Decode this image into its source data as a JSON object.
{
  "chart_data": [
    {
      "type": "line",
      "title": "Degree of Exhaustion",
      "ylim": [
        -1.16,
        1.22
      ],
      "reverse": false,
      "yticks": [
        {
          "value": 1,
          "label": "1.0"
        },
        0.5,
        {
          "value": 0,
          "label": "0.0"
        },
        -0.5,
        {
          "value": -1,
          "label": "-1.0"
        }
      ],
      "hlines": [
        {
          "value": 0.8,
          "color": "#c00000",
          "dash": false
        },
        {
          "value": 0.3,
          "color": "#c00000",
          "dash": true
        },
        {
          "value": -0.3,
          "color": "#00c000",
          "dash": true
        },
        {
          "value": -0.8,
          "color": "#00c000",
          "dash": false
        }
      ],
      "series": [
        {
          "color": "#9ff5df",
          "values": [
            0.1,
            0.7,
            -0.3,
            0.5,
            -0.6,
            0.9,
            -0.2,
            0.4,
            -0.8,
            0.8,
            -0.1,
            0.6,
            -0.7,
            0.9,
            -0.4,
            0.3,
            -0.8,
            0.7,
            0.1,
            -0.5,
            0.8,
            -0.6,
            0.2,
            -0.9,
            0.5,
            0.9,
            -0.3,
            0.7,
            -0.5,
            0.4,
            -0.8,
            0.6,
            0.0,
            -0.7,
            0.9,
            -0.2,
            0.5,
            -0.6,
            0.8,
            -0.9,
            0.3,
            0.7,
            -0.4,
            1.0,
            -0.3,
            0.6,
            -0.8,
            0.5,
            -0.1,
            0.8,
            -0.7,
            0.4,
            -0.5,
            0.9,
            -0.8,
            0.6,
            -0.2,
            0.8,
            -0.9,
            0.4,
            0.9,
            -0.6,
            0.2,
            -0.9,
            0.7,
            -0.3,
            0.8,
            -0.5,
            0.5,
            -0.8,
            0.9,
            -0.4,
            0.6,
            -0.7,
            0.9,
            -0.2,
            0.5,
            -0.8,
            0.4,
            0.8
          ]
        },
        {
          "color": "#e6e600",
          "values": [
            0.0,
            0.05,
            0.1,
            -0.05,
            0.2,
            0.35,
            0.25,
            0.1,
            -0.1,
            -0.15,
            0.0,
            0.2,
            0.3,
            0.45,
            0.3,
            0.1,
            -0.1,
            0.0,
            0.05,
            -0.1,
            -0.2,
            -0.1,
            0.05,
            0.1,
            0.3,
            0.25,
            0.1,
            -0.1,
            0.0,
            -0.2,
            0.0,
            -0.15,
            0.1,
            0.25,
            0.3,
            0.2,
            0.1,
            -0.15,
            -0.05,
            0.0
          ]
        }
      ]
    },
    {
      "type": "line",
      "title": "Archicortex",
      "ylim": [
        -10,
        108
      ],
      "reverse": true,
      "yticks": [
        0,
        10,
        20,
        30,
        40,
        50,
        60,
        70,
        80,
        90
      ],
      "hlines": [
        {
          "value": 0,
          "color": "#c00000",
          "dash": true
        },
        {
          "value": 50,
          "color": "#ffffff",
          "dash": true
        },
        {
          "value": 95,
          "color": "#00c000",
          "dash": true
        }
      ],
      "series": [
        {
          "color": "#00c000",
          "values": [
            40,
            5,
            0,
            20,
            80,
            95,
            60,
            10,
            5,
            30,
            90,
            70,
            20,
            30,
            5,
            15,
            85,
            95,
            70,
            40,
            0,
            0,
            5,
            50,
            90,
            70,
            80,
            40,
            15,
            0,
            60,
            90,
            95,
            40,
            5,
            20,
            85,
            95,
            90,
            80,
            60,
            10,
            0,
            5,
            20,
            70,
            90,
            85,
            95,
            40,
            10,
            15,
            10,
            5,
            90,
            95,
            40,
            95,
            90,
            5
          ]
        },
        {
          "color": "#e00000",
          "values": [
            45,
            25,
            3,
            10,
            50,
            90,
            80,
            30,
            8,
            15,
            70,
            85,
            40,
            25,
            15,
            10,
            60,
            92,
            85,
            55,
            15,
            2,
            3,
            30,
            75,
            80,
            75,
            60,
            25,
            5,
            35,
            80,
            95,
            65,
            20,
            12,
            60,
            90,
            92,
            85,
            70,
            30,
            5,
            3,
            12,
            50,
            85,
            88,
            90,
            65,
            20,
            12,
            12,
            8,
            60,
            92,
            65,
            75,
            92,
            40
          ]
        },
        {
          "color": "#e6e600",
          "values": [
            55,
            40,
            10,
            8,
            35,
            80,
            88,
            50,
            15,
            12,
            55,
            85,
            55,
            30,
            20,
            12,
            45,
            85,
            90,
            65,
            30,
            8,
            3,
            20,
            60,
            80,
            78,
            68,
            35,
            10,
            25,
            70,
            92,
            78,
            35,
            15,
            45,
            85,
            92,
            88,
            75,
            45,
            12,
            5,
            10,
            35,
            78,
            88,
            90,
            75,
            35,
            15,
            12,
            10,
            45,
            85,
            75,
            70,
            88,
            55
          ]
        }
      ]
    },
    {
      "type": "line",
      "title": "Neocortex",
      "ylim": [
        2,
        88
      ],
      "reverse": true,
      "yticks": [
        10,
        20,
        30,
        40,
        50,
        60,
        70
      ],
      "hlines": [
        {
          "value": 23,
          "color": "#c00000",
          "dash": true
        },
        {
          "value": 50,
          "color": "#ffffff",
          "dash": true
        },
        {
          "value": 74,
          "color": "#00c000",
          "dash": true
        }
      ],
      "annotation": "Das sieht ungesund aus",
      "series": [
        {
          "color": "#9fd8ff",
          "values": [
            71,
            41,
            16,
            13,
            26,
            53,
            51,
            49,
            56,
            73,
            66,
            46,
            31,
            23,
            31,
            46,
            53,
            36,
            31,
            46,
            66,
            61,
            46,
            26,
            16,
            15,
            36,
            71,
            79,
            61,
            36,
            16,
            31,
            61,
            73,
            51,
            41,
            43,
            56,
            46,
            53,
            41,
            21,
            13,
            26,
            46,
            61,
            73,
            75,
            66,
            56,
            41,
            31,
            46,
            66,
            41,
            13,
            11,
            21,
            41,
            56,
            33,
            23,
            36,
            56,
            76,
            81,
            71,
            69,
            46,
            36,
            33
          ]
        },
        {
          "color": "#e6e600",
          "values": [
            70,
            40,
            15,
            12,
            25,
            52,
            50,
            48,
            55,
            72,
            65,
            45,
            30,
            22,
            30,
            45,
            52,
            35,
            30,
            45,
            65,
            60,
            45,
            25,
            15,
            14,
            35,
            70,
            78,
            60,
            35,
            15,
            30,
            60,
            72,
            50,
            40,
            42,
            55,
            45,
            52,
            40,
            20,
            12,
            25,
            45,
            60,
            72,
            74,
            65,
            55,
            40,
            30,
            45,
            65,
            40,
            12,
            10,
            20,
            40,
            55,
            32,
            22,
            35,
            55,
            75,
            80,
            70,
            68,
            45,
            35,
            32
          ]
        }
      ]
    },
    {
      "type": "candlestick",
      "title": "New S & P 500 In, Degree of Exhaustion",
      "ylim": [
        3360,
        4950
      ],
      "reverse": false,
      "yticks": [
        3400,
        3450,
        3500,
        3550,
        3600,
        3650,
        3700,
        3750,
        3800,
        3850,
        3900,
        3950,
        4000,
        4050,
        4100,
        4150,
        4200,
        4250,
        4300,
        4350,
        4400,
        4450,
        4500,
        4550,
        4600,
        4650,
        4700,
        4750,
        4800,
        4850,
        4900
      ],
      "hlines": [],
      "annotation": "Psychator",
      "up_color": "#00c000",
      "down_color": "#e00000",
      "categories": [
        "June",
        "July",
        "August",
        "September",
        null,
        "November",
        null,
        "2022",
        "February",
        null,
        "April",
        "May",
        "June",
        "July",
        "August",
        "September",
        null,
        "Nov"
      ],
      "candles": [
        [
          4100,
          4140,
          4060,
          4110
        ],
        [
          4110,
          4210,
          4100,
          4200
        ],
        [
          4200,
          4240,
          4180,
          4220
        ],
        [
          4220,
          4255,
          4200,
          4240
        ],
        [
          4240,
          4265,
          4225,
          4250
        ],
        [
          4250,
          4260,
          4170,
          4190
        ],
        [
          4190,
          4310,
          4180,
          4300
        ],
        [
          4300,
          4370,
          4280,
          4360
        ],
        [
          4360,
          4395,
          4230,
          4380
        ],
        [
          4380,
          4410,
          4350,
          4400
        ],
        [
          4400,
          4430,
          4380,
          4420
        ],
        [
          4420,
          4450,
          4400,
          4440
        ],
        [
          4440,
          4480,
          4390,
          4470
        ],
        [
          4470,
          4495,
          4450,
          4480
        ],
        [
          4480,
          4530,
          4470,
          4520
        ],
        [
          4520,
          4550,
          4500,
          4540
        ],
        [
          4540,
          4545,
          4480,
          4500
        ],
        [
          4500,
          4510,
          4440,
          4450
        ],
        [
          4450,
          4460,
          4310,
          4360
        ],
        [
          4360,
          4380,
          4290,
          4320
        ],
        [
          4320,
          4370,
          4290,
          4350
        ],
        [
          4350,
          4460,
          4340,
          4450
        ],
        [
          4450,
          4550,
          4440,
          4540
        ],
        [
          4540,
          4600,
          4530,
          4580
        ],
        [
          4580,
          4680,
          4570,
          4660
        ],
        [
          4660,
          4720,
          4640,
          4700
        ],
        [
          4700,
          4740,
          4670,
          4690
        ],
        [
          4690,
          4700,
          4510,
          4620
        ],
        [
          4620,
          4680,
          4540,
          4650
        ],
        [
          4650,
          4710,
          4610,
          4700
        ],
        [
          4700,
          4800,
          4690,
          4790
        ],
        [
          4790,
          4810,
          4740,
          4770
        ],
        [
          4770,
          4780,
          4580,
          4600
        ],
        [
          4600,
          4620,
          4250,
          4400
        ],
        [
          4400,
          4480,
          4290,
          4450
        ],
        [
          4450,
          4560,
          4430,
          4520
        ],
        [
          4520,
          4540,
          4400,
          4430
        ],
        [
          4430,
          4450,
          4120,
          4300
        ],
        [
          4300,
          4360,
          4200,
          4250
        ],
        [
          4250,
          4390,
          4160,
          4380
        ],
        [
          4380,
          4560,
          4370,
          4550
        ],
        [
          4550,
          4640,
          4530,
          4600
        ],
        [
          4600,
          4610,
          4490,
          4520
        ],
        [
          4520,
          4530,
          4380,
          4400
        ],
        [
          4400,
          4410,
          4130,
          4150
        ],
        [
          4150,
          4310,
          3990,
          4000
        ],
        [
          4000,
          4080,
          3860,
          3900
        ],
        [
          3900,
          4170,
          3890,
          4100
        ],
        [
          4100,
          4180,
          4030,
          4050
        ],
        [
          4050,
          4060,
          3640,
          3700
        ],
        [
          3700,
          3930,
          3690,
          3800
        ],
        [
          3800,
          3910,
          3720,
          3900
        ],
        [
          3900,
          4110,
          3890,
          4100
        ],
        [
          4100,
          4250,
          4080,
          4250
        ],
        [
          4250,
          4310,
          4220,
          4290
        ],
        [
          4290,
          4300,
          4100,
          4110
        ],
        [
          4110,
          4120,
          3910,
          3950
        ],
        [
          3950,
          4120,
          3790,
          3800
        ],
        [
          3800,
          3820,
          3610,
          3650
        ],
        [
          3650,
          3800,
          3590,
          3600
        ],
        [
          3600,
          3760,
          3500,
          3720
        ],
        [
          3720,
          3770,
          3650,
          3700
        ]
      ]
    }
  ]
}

» STATED GOAL
Gather every line from the listing above in which the word "title" appears.

» ANSWER TO THE TASK
      "title": "Degree of Exhaustion",
      "title": "Archicortex",
      "title": "Neocortex",
      "title": "New S & P 500 In, Degree of Exhaustion",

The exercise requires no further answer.